EXERCISE DESCRIPTION: Wherever the string "Israels" occurs in a line of these records, report that line.

Data extracted from a collection
_ _ _ _ _
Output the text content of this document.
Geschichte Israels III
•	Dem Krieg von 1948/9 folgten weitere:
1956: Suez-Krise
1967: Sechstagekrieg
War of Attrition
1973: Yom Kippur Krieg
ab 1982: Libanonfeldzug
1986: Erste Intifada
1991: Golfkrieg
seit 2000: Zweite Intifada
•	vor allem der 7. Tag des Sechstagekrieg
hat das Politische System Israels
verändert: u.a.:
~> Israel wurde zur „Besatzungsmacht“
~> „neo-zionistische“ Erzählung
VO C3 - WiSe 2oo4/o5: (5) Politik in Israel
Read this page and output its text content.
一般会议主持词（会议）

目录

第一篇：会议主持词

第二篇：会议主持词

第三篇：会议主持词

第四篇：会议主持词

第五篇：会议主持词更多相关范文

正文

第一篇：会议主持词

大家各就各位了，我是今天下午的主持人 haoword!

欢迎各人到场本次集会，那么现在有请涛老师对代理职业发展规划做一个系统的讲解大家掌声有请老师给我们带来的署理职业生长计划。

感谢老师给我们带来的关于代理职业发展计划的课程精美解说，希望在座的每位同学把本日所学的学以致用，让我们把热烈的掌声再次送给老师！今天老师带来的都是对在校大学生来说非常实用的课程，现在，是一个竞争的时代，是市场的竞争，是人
_ _ _ _ _
COMPLETE OUTPUT:
Geschichte Israels III
hat das Politische System Israels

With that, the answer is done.